Coordinate annotation records
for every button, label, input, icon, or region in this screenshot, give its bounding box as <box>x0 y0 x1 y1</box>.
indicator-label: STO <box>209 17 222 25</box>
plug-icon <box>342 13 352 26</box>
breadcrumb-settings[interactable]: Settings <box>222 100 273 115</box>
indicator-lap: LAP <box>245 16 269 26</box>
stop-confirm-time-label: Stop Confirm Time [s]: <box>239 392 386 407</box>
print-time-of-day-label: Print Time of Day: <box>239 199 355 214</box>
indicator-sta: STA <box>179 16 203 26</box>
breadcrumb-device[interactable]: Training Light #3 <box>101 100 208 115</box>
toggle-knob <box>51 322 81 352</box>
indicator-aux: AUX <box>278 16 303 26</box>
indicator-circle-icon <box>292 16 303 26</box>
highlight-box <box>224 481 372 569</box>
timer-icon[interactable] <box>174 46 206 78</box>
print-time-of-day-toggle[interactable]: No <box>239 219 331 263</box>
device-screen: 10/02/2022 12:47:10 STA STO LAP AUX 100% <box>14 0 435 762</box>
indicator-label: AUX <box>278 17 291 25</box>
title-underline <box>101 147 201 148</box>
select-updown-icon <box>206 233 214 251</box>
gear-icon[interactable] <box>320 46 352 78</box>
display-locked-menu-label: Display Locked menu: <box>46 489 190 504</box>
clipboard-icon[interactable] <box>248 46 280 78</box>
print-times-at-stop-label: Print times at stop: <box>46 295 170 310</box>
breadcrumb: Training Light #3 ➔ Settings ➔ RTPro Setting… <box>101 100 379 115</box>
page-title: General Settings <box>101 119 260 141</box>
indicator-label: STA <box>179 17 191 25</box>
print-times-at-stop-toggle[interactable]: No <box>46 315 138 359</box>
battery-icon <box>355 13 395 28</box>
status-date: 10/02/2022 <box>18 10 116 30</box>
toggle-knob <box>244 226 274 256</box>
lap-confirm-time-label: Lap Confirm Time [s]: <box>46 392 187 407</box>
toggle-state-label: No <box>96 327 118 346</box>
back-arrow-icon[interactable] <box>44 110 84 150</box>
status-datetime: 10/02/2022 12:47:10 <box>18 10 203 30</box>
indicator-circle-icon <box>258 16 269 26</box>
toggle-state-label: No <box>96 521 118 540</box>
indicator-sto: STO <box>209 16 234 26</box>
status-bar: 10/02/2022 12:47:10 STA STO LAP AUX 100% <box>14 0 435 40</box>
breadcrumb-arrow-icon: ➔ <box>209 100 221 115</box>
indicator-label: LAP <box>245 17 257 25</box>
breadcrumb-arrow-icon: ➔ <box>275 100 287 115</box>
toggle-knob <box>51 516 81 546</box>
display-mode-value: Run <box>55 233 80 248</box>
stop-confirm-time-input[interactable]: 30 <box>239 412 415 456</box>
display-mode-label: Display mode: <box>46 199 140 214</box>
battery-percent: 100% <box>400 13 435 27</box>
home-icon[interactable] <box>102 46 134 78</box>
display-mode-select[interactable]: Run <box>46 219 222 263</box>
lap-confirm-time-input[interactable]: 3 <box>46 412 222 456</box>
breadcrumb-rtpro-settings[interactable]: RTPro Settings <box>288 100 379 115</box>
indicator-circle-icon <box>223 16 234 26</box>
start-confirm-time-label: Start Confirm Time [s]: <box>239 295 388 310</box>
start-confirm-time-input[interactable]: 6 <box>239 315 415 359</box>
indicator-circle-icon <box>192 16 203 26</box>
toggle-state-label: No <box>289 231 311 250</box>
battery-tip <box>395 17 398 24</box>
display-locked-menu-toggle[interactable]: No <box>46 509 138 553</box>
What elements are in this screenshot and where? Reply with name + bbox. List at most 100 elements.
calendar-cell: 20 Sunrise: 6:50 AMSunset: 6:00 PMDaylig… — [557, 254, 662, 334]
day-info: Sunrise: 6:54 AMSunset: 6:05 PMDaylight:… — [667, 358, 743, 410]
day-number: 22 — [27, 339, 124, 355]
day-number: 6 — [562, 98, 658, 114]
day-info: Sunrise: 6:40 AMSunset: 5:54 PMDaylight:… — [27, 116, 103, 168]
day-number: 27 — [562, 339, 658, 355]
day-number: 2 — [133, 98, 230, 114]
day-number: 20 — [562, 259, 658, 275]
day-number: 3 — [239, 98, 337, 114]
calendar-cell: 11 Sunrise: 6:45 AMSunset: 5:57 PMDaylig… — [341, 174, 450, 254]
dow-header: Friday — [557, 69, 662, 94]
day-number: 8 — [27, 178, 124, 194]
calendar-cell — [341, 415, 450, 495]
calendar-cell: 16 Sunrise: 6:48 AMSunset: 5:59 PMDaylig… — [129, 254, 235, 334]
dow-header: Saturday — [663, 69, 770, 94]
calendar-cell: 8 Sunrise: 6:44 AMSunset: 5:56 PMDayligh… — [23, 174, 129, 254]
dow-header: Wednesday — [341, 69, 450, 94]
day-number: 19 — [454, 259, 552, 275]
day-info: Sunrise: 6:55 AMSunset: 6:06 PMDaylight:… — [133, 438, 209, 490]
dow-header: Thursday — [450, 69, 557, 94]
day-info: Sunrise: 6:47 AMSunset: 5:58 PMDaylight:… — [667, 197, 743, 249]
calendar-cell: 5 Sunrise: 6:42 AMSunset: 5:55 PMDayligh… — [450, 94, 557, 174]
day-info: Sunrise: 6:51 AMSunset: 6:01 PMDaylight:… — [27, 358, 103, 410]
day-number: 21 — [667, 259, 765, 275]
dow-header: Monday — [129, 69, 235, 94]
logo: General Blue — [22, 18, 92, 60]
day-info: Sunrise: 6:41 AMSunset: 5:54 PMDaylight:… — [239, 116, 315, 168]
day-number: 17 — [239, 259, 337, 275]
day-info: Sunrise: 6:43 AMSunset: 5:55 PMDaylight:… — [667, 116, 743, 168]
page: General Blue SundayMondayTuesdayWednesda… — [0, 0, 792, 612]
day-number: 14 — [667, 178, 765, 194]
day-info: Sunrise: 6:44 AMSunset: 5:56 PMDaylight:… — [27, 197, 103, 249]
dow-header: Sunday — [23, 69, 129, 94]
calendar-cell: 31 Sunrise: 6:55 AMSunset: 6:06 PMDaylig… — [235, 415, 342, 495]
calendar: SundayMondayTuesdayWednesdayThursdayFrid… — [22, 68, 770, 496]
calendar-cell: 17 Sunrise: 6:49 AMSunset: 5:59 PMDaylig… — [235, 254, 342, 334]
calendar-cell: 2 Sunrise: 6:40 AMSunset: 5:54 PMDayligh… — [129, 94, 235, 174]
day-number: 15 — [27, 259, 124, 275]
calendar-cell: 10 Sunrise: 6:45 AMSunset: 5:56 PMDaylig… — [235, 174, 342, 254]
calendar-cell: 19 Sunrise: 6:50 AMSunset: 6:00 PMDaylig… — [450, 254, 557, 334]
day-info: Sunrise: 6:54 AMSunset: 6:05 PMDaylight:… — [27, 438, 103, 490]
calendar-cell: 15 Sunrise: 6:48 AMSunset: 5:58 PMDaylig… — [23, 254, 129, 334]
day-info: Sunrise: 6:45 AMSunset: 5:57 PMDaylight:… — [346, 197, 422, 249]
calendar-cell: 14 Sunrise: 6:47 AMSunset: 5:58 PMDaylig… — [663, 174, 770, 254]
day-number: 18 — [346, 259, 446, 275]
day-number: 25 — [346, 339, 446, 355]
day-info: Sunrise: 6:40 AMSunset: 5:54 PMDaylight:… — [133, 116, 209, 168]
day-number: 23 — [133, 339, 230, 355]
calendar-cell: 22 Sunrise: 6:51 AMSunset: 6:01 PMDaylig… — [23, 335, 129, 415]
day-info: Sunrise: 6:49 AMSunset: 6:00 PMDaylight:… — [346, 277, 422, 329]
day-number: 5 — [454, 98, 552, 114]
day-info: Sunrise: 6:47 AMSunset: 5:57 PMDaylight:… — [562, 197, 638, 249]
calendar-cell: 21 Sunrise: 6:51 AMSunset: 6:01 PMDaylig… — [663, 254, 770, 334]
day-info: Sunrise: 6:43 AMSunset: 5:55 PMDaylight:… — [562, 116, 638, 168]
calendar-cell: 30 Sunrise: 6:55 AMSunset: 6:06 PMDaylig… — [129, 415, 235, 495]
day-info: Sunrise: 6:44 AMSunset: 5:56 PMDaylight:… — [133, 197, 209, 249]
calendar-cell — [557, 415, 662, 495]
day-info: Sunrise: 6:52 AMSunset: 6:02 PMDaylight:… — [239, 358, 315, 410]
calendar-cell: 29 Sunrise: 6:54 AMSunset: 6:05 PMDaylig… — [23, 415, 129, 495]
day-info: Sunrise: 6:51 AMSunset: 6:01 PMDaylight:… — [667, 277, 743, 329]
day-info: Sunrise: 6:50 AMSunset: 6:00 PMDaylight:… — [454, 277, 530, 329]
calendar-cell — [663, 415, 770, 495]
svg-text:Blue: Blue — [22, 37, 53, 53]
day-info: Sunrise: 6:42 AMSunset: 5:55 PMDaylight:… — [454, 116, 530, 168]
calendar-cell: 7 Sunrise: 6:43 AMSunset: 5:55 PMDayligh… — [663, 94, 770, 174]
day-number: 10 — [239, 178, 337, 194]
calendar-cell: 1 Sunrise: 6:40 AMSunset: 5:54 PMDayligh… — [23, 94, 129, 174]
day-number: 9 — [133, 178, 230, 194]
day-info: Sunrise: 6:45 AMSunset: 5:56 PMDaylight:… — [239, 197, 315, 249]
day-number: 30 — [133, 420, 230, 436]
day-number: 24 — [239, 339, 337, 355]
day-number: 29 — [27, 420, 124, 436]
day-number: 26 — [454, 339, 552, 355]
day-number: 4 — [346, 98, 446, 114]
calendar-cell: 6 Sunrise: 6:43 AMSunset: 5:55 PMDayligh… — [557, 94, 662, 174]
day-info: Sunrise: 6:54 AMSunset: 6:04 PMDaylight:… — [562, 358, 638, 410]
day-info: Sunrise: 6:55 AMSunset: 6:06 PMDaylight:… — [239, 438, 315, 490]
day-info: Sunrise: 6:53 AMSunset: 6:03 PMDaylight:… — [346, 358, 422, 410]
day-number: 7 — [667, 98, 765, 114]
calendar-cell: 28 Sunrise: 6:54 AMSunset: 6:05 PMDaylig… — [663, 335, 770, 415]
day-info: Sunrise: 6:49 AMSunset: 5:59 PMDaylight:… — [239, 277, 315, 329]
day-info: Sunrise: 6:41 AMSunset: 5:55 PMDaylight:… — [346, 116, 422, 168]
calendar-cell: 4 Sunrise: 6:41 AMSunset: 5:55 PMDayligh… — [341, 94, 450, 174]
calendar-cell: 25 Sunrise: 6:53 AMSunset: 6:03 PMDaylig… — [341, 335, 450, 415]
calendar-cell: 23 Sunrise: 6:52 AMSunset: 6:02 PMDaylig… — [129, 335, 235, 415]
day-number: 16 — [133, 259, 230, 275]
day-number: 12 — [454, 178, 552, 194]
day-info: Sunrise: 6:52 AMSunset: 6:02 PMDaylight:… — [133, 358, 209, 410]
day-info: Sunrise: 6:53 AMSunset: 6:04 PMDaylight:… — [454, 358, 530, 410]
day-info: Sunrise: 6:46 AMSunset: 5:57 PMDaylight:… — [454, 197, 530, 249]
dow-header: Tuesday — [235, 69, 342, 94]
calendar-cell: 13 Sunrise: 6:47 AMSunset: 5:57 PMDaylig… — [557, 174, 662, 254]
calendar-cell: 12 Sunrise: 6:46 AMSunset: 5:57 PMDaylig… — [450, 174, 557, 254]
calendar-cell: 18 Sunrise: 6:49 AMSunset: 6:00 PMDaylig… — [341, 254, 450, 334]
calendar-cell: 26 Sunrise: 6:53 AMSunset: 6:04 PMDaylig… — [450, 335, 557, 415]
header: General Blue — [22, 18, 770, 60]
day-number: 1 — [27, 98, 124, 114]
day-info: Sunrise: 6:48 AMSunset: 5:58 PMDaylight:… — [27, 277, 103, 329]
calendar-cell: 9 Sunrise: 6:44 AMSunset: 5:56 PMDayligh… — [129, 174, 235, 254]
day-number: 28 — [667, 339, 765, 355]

GIVEN REQUEST:
Give the rows above as a numbered list, leaving out blank lines, starting at the first row and ending at the line containing "stop-confirm-time-label: Stop Confirm".

RESULT OF THE EXERCISE:
1. for every button, label, input, icon, or region in this screenshot, give its bounding box as <box>x0 y0 x1 y1</box>.
2. indicator-label: STO <box>209 17 222 25</box>
3. plug-icon <box>342 13 352 26</box>
4. breadcrumb-settings[interactable]: Settings <box>222 100 273 115</box>
5. indicator-lap: LAP <box>245 16 269 26</box>
6. stop-confirm-time-label: Stop Confirm Time [s]: <box>239 392 386 407</box>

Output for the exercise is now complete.